▶ [Records from a dataset]:
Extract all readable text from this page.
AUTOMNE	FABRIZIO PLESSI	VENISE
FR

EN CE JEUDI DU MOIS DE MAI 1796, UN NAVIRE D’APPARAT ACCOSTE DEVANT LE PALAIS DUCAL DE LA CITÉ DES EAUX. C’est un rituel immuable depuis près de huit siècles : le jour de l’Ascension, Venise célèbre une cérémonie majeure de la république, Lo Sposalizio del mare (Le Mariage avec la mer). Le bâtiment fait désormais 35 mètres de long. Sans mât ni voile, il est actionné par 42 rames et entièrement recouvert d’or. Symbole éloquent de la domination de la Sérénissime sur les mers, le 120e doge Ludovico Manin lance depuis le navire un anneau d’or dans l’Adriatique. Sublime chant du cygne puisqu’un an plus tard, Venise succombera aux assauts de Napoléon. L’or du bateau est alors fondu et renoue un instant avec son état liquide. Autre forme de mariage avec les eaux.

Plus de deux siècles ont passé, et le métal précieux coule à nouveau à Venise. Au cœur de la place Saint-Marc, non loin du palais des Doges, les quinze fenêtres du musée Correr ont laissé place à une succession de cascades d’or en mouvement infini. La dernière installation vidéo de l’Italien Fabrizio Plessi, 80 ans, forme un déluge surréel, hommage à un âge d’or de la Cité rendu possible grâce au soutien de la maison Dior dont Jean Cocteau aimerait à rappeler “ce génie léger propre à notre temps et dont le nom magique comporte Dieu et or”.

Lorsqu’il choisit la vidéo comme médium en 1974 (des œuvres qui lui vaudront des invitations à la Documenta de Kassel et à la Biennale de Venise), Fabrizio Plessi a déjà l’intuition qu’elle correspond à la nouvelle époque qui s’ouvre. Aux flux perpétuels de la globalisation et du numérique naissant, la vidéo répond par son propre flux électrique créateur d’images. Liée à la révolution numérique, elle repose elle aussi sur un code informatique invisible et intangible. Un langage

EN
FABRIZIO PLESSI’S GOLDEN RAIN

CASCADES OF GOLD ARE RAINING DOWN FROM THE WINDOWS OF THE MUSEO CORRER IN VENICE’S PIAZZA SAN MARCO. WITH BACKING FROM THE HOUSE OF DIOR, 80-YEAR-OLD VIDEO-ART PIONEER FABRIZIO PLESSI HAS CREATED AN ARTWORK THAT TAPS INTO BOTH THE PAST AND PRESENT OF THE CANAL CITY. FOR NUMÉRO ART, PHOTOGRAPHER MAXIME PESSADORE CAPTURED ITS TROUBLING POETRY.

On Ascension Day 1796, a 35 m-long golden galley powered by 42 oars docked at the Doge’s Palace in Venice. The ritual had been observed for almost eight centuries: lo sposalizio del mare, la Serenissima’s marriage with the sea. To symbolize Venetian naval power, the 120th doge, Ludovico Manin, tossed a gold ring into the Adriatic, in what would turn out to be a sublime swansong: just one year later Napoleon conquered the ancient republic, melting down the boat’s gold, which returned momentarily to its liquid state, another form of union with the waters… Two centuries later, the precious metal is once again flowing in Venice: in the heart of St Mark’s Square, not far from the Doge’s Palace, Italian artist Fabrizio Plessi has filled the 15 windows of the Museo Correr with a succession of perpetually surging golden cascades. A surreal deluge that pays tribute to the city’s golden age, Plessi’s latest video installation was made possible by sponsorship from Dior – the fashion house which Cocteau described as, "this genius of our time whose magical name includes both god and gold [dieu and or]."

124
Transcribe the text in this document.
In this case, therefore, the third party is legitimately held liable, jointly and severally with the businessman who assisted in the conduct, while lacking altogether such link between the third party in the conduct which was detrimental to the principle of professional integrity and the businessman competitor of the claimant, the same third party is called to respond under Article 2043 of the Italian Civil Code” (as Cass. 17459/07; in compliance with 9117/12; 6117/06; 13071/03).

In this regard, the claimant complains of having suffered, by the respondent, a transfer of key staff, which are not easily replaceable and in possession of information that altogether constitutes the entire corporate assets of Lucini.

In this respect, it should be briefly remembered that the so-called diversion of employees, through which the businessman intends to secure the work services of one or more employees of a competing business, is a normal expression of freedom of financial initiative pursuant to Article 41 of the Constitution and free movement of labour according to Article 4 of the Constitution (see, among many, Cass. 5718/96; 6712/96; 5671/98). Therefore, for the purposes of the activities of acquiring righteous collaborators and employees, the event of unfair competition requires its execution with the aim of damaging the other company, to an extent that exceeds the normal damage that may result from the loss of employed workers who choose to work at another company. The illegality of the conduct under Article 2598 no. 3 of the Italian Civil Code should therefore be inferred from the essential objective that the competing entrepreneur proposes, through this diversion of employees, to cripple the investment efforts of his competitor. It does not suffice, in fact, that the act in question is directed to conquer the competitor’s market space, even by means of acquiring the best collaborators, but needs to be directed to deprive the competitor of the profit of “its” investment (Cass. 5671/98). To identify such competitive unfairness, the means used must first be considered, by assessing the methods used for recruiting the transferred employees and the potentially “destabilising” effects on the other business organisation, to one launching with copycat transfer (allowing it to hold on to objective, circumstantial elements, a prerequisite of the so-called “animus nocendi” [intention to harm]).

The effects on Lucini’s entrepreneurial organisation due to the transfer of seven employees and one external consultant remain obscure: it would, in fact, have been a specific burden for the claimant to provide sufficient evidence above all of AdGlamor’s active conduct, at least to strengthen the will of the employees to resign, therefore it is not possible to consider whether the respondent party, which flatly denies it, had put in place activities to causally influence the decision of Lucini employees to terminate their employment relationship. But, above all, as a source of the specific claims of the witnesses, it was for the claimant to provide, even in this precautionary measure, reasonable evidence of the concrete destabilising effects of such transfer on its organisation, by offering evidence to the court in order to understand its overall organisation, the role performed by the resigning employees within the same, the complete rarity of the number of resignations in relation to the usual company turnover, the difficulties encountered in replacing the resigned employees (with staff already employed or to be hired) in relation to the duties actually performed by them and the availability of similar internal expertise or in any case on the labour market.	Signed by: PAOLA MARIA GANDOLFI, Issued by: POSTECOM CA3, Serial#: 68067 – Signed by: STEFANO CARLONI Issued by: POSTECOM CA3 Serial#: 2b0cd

▶ [INSTRUCTIONS FOR THE TASK]: All of the entries should be written out again exactly.

▶ [THE REPLY]:
Extract all readable text from this page.
AUTOMNE	FABRIZIO PLESSI	VENISE
FR

EN CE JEUDI DU MOIS DE MAI 1796, UN NAVIRE D’APPARAT ACCOSTE DEVANT LE PALAIS DUCAL DE LA CITÉ DES EAUX. C’est un rituel immuable depuis près de huit siècles : le jour de l’Ascension, Venise célèbre une cérémonie majeure de la république, Lo Sposalizio del mare (Le Mariage avec la mer). Le bâtiment fait désormais 35 mètres de long. Sans mât ni voile, il est actionné par 42 rames et entièrement recouvert d’or. Symbole éloquent de la domination de la Sérénissime sur les mers, le 120e doge Ludovico Manin lance depuis le navire un anneau d’or dans l’Adriatique. Sublime chant du cygne puisqu’un an plus tard, Venise succombera aux assauts de Napoléon. L’or du bateau est alors fondu et renoue un instant avec son état liquide. Autre forme de mariage avec les eaux.

Plus de deux siècles ont passé, et le métal précieux coule à nouveau à Venise. Au cœur de la place Saint-Marc, non loin du palais des Doges, les quinze fenêtres du musée Correr ont laissé place à une succession de cascades d’or en mouvement infini. La dernière installation vidéo de l’Italien Fabrizio Plessi, 80 ans, forme un déluge surréel, hommage à un âge d’or de la Cité rendu possible grâce au soutien de la maison Dior dont Jean Cocteau aimerait à rappeler “ce génie léger propre à notre temps et dont le nom magique comporte Dieu et or”.

Lorsqu’il choisit la vidéo comme médium en 1974 (des œuvres qui lui vaudront des invitations à la Documenta de Kassel et à la Biennale de Venise), Fabrizio Plessi a déjà l’intuition qu’elle correspond à la nouvelle époque qui s’ouvre. Aux flux perpétuels de la globalisation et du numérique naissant, la vidéo répond par son propre flux électrique créateur d’images. Liée à la révolution numérique, elle repose elle aussi sur un code informatique invisible et intangible. Un langage

EN
FABRIZIO PLESSI’S GOLDEN RAIN

CASCADES OF GOLD ARE RAINING DOWN FROM THE WINDOWS OF THE MUSEO CORRER IN VENICE’S PIAZZA SAN MARCO. WITH BACKING FROM THE HOUSE OF DIOR, 80-YEAR-OLD VIDEO-ART PIONEER FABRIZIO PLESSI HAS CREATED AN ARTWORK THAT TAPS INTO BOTH THE PAST AND PRESENT OF THE CANAL CITY. FOR NUMÉRO ART, PHOTOGRAPHER MAXIME PESSADORE CAPTURED ITS TROUBLING POETRY.

On Ascension Day 1796, a 35 m-long golden galley powered by 42 oars docked at the Doge’s Palace in Venice. The ritual had been observed for almost eight centuries: lo sposalizio del mare, la Serenissima’s marriage with the sea. To symbolize Venetian naval power, the 120th doge, Ludovico Manin, tossed a gold ring into the Adriatic, in what would turn out to be a sublime swansong: just one year later Napoleon conquered the ancient republic, melting down the boat’s gold, which returned momentarily to its liquid state, another form of union with the waters… Two centuries later, the precious metal is once again flowing in Venice: in the heart of St Mark’s Square, not far from the Doge’s Palace, Italian artist Fabrizio Plessi has filled the 15 windows of the Museo Correr with a succession of perpetually surging golden cascades. A surreal deluge that pays tribute to the city’s golden age, Plessi’s latest video installation was made possible by sponsorship from Dior – the fashion house which Cocteau described as, "this genius of our time whose magical name includes both god and gold [dieu and or]."

124
Transcribe the text in this document.
In this case, therefore, the third party is legitimately held liable, jointly and severally with the businessman who assisted in the conduct, while lacking altogether such link between the third party in the conduct which was detrimental to the principle of professional integrity and the businessman competitor of the claimant, the same third party is called to respond under Article 2043 of the Italian Civil Code” (as Cass. 17459/07; in compliance with 9117/12; 6117/06; 13071/03).

In this regard, the claimant complains of having suffered, by the respondent, a transfer of key staff, which are not easily replaceable and in possession of information that altogether constitutes the entire corporate assets of Lucini.

In this respect, it should be briefly remembered that the so-called diversion of employees, through which the businessman intends to secure the work services of one or more employees of a competing business, is a normal expression of freedom of financial initiative pursuant to Article 41 of the Constitution and free movement of labour according to Article 4 of the Constitution (see, among many, Cass. 5718/96; 6712/96; 5671/98). Therefore, for the purposes of the activities of acquiring righteous collaborators and employees, the event of unfair competition requires its execution with the aim of damaging the other company, to an extent that exceeds the normal damage that may result from the loss of employed workers who choose to work at another company. The illegality of the conduct under Article 2598 no. 3 of the Italian Civil Code should therefore be inferred from the essential objective that the competing entrepreneur proposes, through this diversion of employees, to cripple the investment efforts of his competitor. It does not suffice, in fact, that the act in question is directed to conquer the competitor’s market space, even by means of acquiring the best collaborators, but needs to be directed to deprive the competitor of the profit of “its” investment (Cass. 5671/98). To identify such competitive unfairness, the means used must first be considered, by assessing the methods used for recruiting the transferred employees and the potentially “destabilising” effects on the other business organisation, to one launching with copycat transfer (allowing it to hold on to objective, circumstantial elements, a prerequisite of the so-called “animus nocendi” [intention to harm]).

The effects on Lucini’s entrepreneurial organisation due to the transfer of seven employees and one external consultant remain obscure: it would, in fact, have been a specific burden for the claimant to provide sufficient evidence above all of AdGlamor’s active conduct, at least to strengthen the will of the employees to resign, therefore it is not possible to consider whether the respondent party, which flatly denies it, had put in place activities to causally influence the decision of Lucini employees to terminate their employment relationship. But, above all, as a source of the specific claims of the witnesses, it was for the claimant to provide, even in this precautionary measure, reasonable evidence of the concrete destabilising effects of such transfer on its organisation, by offering evidence to the court in order to understand its overall organisation, the role performed by the resigning employees within the same, the complete rarity of the number of resignations in relation to the usual company turnover, the difficulties encountered in replacing the resigned employees (with staff already employed or to be hired) in relation to the duties actually performed by them and the availability of similar internal expertise or in any case on the labour market.	Signed by: PAOLA MARIA GANDOLFI, Issued by: POSTECOM CA3, Serial#: 68067 – Signed by: STEFANO CARLONI Issued by: POSTECOM CA3 Serial#: 2b0cd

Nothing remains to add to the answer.